┌─ AVAILABLE RECORDS
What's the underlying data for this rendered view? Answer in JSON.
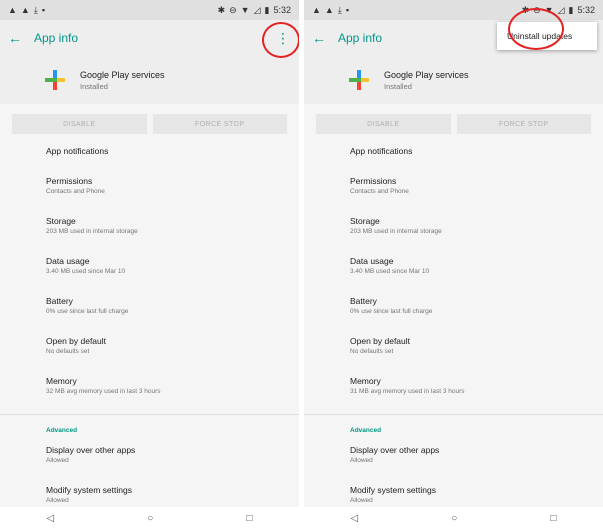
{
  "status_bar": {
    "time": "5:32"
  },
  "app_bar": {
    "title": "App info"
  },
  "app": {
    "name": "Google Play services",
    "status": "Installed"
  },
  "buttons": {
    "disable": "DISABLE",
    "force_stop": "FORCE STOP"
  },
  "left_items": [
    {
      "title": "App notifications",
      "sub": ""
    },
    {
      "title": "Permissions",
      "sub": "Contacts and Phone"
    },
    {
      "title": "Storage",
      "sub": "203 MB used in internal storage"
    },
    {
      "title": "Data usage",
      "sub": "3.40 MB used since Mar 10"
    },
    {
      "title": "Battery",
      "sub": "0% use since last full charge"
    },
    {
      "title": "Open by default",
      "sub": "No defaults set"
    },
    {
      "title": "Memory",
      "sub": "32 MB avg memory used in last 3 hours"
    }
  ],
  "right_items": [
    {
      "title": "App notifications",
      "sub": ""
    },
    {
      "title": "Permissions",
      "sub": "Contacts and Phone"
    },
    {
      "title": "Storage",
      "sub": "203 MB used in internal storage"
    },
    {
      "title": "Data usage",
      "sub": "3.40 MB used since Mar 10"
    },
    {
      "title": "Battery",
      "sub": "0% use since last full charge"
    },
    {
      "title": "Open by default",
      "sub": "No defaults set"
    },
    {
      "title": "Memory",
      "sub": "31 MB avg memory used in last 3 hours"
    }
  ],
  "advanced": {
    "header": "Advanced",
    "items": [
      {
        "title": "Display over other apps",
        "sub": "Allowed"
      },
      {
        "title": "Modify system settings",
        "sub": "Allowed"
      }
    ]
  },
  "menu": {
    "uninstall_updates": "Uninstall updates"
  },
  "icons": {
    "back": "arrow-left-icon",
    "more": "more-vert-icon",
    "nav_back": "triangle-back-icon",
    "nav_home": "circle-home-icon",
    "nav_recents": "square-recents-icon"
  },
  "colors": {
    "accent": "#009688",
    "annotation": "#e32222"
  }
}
└─
┌─ AVAILABLE RECORDS
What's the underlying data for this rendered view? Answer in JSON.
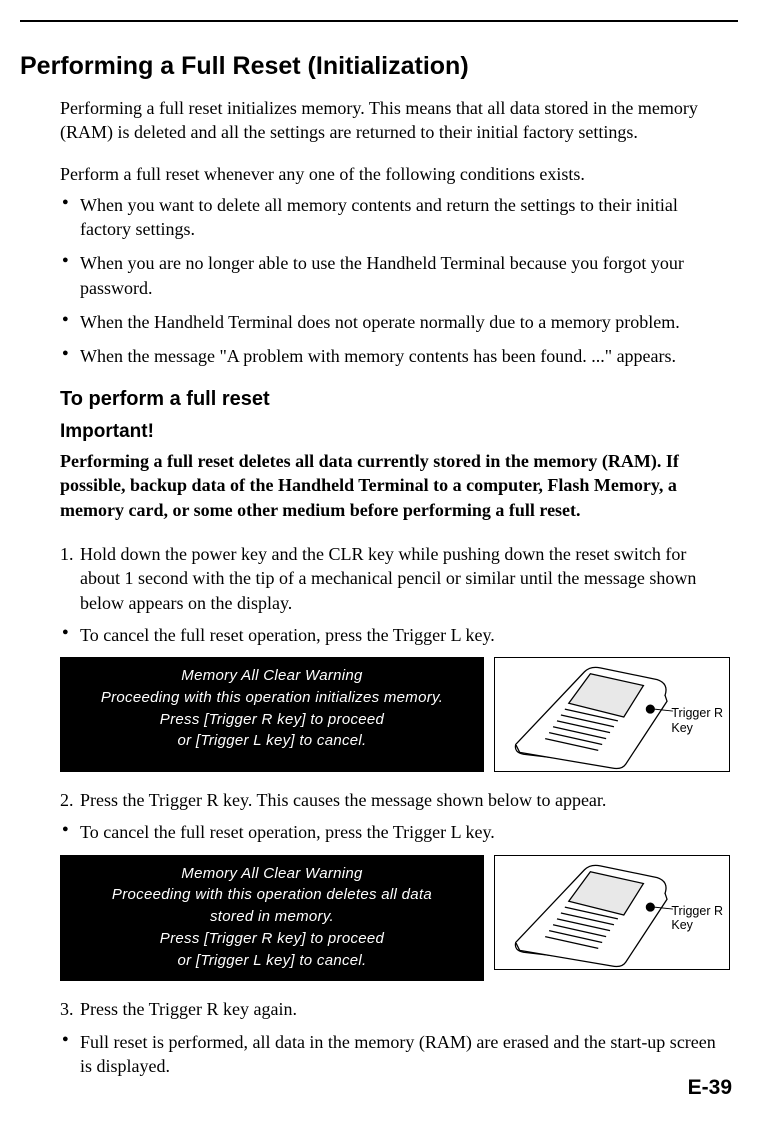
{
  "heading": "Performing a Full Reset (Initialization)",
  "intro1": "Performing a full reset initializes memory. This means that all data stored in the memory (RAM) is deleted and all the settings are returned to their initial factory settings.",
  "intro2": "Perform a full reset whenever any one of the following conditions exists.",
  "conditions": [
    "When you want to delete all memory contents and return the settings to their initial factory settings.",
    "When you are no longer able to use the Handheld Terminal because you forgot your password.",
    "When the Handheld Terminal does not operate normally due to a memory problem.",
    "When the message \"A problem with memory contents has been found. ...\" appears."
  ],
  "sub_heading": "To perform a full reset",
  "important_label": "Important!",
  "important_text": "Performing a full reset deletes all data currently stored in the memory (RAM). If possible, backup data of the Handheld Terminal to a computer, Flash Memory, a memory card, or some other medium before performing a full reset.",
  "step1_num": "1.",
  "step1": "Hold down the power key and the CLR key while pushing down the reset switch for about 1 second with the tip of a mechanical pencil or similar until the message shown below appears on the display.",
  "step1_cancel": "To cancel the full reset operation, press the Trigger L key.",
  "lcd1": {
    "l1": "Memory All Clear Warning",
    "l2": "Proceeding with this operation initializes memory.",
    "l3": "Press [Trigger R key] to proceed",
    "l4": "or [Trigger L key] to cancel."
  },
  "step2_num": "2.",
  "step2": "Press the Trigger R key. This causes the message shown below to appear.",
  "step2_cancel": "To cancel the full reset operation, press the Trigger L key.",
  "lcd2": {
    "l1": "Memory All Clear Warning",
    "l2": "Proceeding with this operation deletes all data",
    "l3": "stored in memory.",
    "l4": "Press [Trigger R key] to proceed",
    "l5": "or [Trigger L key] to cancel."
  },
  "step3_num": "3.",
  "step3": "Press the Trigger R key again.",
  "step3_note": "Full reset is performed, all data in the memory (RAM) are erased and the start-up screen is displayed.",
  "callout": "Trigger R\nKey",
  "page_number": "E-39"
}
└─
Locate and copy each line in the data above that includes the word "shown".

ANSWER BELOW ::
  "step1": "Hold down the power key and the CLR key while pushing down the reset switch for about 1 second with the tip of a mechanical pencil or similar until the message shown below appears on the display.",
  "step2": "Press the Trigger R key. This causes the message shown below to appear.",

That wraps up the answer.